### SET TASK:
Set down all of the data exactly as it appears.

### AVAILABLE RECORDS:

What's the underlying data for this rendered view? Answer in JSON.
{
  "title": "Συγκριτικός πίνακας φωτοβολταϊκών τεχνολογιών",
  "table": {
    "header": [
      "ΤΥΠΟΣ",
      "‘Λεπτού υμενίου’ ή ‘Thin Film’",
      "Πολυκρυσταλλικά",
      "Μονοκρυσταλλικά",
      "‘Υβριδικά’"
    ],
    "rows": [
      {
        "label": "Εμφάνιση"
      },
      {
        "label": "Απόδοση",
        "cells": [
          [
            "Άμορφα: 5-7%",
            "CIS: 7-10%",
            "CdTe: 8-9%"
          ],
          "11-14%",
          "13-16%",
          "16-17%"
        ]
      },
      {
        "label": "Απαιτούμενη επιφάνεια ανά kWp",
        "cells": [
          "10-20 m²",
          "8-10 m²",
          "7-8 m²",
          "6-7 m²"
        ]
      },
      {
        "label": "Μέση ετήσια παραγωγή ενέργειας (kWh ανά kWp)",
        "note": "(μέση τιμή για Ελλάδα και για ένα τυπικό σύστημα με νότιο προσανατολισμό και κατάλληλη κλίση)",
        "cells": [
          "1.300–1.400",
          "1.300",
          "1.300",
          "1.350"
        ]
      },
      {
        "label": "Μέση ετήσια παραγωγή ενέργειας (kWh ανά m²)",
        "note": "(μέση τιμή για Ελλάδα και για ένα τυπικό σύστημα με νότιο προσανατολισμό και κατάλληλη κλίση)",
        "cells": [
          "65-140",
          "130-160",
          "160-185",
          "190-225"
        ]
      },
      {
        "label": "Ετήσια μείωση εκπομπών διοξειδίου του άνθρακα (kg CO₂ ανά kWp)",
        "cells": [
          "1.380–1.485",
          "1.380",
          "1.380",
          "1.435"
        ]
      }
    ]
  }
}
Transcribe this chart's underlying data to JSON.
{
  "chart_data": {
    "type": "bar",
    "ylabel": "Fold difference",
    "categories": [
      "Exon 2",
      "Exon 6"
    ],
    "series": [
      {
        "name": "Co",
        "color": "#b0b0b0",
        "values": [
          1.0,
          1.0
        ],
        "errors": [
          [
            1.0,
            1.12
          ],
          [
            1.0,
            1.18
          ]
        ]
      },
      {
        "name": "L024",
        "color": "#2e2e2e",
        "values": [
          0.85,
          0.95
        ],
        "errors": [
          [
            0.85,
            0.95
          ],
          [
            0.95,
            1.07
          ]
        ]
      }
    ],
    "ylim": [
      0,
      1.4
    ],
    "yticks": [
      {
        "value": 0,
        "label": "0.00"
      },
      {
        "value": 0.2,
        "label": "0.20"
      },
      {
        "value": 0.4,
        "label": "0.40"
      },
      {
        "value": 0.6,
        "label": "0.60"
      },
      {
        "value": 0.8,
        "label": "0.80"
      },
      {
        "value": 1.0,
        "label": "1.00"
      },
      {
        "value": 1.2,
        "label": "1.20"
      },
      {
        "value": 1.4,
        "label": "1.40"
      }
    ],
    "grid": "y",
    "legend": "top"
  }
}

### THE RESPONSE:
What's the underlying data for this rendered view? Answer in JSON.
{
  "title": "Συγκριτικός πίνακας φωτοβολταϊκών τεχνολογιών",
  "table": {
    "header": [
      "ΤΥΠΟΣ",
      "‘Λεπτού υμενίου’ ή ‘Thin Film’",
      "Πολυκρυσταλλικά",
      "Μονοκρυσταλλικά",
      "‘Υβριδικά’"
    ],
    "rows": [
      {
        "label": "Εμφάνιση"
      },
      {
        "label": "Απόδοση",
        "cells": [
          [
            "Άμορφα: 5-7%",
            "CIS: 7-10%",
            "CdTe: 8-9%"
          ],
          "11-14%",
          "13-16%",
          "16-17%"
        ]
      },
      {
        "label": "Απαιτούμενη επιφάνεια ανά kWp",
        "cells": [
          "10-20 m²",
          "8-10 m²",
          "7-8 m²",
          "6-7 m²"
        ]
      },
      {
        "label": "Μέση ετήσια παραγωγή ενέργειας (kWh ανά kWp)",
        "note": "(μέση τιμή για Ελλάδα και για ένα τυπικό σύστημα με νότιο προσανατολισμό και κατάλληλη κλίση)",
        "cells": [
          "1.300–1.400",
          "1.300",
          "1.300",
          "1.350"
        ]
      },
      {
        "label": "Μέση ετήσια παραγωγή ενέργειας (kWh ανά m²)",
        "note": "(μέση τιμή για Ελλάδα και για ένα τυπικό σύστημα με νότιο προσανατολισμό και κατάλληλη κλίση)",
        "cells": [
          "65-140",
          "130-160",
          "160-185",
          "190-225"
        ]
      },
      {
        "label": "Ετήσια μείωση εκπομπών διοξειδίου του άνθρακα (kg CO₂ ανά kWp)",
        "cells": [
          "1.380–1.485",
          "1.380",
          "1.380",
          "1.435"
        ]
      }
    ]
  }
}
Transcribe this chart's underlying data to JSON.
{
  "chart_data": {
    "type": "bar",
    "ylabel": "Fold difference",
    "categories": [
      "Exon 2",
      "Exon 6"
    ],
    "series": [
      {
        "name": "Co",
        "color": "#b0b0b0",
        "values": [
          1.0,
          1.0
        ],
        "errors": [
          [
            1.0,
            1.12
          ],
          [
            1.0,
            1.18
          ]
        ]
      },
      {
        "name": "L024",
        "color": "#2e2e2e",
        "values": [
          0.85,
          0.95
        ],
        "errors": [
          [
            0.85,
            0.95
          ],
          [
            0.95,
            1.07
          ]
        ]
      }
    ],
    "ylim": [
      0,
      1.4
    ],
    "yticks": [
      {
        "value": 0,
        "label": "0.00"
      },
      {
        "value": 0.2,
        "label": "0.20"
      },
      {
        "value": 0.4,
        "label": "0.40"
      },
      {
        "value": 0.6,
        "label": "0.60"
      },
      {
        "value": 0.8,
        "label": "0.80"
      },
      {
        "value": 1.0,
        "label": "1.00"
      },
      {
        "value": 1.2,
        "label": "1.20"
      },
      {
        "value": 1.4,
        "label": "1.40"
      }
    ],
    "grid": "y",
    "legend": "top"
  }
}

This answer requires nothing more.